> [Your task]
Exactly repeat the full listing that follows.

"""

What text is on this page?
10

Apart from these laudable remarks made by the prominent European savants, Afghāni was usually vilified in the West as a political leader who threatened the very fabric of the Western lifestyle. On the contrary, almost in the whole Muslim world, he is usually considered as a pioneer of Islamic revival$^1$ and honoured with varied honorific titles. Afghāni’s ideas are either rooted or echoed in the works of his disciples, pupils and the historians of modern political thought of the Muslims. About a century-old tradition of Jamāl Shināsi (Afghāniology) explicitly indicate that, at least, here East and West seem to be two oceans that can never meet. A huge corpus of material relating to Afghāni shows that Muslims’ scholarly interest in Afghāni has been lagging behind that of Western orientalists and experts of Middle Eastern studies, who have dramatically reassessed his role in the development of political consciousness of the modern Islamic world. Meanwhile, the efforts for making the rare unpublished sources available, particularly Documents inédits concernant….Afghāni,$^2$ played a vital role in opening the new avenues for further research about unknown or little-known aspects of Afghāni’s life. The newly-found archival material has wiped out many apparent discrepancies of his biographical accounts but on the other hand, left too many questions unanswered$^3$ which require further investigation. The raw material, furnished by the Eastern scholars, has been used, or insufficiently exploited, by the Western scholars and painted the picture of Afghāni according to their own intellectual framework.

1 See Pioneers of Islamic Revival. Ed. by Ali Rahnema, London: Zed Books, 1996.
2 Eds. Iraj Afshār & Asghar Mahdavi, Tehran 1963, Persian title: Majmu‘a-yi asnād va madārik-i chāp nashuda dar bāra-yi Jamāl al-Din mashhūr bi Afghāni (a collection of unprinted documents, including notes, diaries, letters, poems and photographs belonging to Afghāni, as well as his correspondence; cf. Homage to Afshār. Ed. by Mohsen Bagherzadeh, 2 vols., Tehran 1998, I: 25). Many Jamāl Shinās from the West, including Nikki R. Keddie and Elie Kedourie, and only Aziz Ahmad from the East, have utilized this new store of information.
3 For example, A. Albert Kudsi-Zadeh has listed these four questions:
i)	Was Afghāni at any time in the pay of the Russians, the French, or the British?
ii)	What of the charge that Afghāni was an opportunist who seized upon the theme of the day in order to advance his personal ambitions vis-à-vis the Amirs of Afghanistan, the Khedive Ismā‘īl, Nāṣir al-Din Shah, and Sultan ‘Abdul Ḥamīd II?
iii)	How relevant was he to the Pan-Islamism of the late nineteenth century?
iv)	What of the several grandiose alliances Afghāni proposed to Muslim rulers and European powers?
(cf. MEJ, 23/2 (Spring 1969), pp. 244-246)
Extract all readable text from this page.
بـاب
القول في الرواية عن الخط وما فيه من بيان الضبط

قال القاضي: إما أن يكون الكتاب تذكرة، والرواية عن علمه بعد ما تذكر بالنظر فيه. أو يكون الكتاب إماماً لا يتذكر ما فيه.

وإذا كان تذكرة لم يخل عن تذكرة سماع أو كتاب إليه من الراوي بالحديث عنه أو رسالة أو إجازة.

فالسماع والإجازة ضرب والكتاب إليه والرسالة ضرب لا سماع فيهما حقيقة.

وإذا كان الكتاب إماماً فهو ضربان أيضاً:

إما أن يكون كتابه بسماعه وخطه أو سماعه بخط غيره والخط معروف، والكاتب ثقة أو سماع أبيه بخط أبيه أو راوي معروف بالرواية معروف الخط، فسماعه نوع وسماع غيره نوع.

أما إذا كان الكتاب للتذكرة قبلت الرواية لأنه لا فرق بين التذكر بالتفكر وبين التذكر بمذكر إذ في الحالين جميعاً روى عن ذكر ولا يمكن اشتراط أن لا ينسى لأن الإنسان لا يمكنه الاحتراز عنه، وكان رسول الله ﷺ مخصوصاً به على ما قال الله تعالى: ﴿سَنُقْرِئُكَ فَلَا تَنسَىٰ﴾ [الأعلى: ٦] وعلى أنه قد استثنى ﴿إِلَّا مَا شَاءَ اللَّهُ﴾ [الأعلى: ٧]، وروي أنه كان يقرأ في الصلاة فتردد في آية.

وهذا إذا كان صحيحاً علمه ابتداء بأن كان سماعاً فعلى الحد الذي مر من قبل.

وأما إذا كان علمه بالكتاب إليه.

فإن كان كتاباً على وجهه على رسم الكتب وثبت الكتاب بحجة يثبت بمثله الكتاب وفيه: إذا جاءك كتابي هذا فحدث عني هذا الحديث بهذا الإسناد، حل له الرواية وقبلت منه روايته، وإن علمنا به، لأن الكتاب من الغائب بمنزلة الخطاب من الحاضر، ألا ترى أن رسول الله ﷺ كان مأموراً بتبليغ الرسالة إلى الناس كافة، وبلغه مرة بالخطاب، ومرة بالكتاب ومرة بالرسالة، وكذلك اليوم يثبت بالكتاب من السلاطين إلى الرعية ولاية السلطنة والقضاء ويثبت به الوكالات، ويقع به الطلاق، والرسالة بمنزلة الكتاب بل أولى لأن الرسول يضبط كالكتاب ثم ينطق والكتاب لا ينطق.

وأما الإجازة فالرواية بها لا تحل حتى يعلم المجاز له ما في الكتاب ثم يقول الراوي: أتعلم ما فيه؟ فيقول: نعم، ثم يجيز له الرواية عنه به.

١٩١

"""

> [Complete output]
What text is on this page?
10

Apart from these laudable remarks made by the prominent European savants, Afghāni was usually vilified in the West as a political leader who threatened the very fabric of the Western lifestyle. On the contrary, almost in the whole Muslim world, he is usually considered as a pioneer of Islamic revival$^1$ and honoured with varied honorific titles. Afghāni’s ideas are either rooted or echoed in the works of his disciples, pupils and the historians of modern political thought of the Muslims. About a century-old tradition of Jamāl Shināsi (Afghāniology) explicitly indicate that, at least, here East and West seem to be two oceans that can never meet. A huge corpus of material relating to Afghāni shows that Muslims’ scholarly interest in Afghāni has been lagging behind that of Western orientalists and experts of Middle Eastern studies, who have dramatically reassessed his role in the development of political consciousness of the modern Islamic world. Meanwhile, the efforts for making the rare unpublished sources available, particularly Documents inédits concernant….Afghāni,$^2$ played a vital role in opening the new avenues for further research about unknown or little-known aspects of Afghāni’s life. The newly-found archival material has wiped out many apparent discrepancies of his biographical accounts but on the other hand, left too many questions unanswered$^3$ which require further investigation. The raw material, furnished by the Eastern scholars, has been used, or insufficiently exploited, by the Western scholars and painted the picture of Afghāni according to their own intellectual framework.

1 See Pioneers of Islamic Revival. Ed. by Ali Rahnema, London: Zed Books, 1996.
2 Eds. Iraj Afshār & Asghar Mahdavi, Tehran 1963, Persian title: Majmu‘a-yi asnād va madārik-i chāp nashuda dar bāra-yi Jamāl al-Din mashhūr bi Afghāni (a collection of unprinted documents, including notes, diaries, letters, poems and photographs belonging to Afghāni, as well as his correspondence; cf. Homage to Afshār. Ed. by Mohsen Bagherzadeh, 2 vols., Tehran 1998, I: 25). Many Jamāl Shinās from the West, including Nikki R. Keddie and Elie Kedourie, and only Aziz Ahmad from the East, have utilized this new store of information.
3 For example, A. Albert Kudsi-Zadeh has listed these four questions:
i)	Was Afghāni at any time in the pay of the Russians, the French, or the British?
ii)	What of the charge that Afghāni was an opportunist who seized upon the theme of the day in order to advance his personal ambitions vis-à-vis the Amirs of Afghanistan, the Khedive Ismā‘īl, Nāṣir al-Din Shah, and Sultan ‘Abdul Ḥamīd II?
iii)	How relevant was he to the Pan-Islamism of the late nineteenth century?
iv)	What of the several grandiose alliances Afghāni proposed to Muslim rulers and European powers?
(cf. MEJ, 23/2 (Spring 1969), pp. 244-246)
Extract all readable text from this page.
بـاب
القول في الرواية عن الخط وما فيه من بيان الضبط

قال القاضي: إما أن يكون الكتاب تذكرة، والرواية عن علمه بعد ما تذكر بالنظر فيه. أو يكون الكتاب إماماً لا يتذكر ما فيه.

وإذا كان تذكرة لم يخل عن تذكرة سماع أو كتاب إليه من الراوي بالحديث عنه أو رسالة أو إجازة.

فالسماع والإجازة ضرب والكتاب إليه والرسالة ضرب لا سماع فيهما حقيقة.

وإذا كان الكتاب إماماً فهو ضربان أيضاً:

إما أن يكون كتابه بسماعه وخطه أو سماعه بخط غيره والخط معروف، والكاتب ثقة أو سماع أبيه بخط أبيه أو راوي معروف بالرواية معروف الخط، فسماعه نوع وسماع غيره نوع.

أما إذا كان الكتاب للتذكرة قبلت الرواية لأنه لا فرق بين التذكر بالتفكر وبين التذكر بمذكر إذ في الحالين جميعاً روى عن ذكر ولا يمكن اشتراط أن لا ينسى لأن الإنسان لا يمكنه الاحتراز عنه، وكان رسول الله ﷺ مخصوصاً به على ما قال الله تعالى: ﴿سَنُقْرِئُكَ فَلَا تَنسَىٰ﴾ [الأعلى: ٦] وعلى أنه قد استثنى ﴿إِلَّا مَا شَاءَ اللَّهُ﴾ [الأعلى: ٧]، وروي أنه كان يقرأ في الصلاة فتردد في آية.

وهذا إذا كان صحيحاً علمه ابتداء بأن كان سماعاً فعلى الحد الذي مر من قبل.

وأما إذا كان علمه بالكتاب إليه.

فإن كان كتاباً على وجهه على رسم الكتب وثبت الكتاب بحجة يثبت بمثله الكتاب وفيه: إذا جاءك كتابي هذا فحدث عني هذا الحديث بهذا الإسناد، حل له الرواية وقبلت منه روايته، وإن علمنا به، لأن الكتاب من الغائب بمنزلة الخطاب من الحاضر، ألا ترى أن رسول الله ﷺ كان مأموراً بتبليغ الرسالة إلى الناس كافة، وبلغه مرة بالخطاب، ومرة بالكتاب ومرة بالرسالة، وكذلك اليوم يثبت بالكتاب من السلاطين إلى الرعية ولاية السلطنة والقضاء ويثبت به الوكالات، ويقع به الطلاق، والرسالة بمنزلة الكتاب بل أولى لأن الرسول يضبط كالكتاب ثم ينطق والكتاب لا ينطق.

وأما الإجازة فالرواية بها لا تحل حتى يعلم المجاز له ما في الكتاب ثم يقول الراوي: أتعلم ما فيه؟ فيقول: نعم، ثم يجيز له الرواية عنه به.

١٩١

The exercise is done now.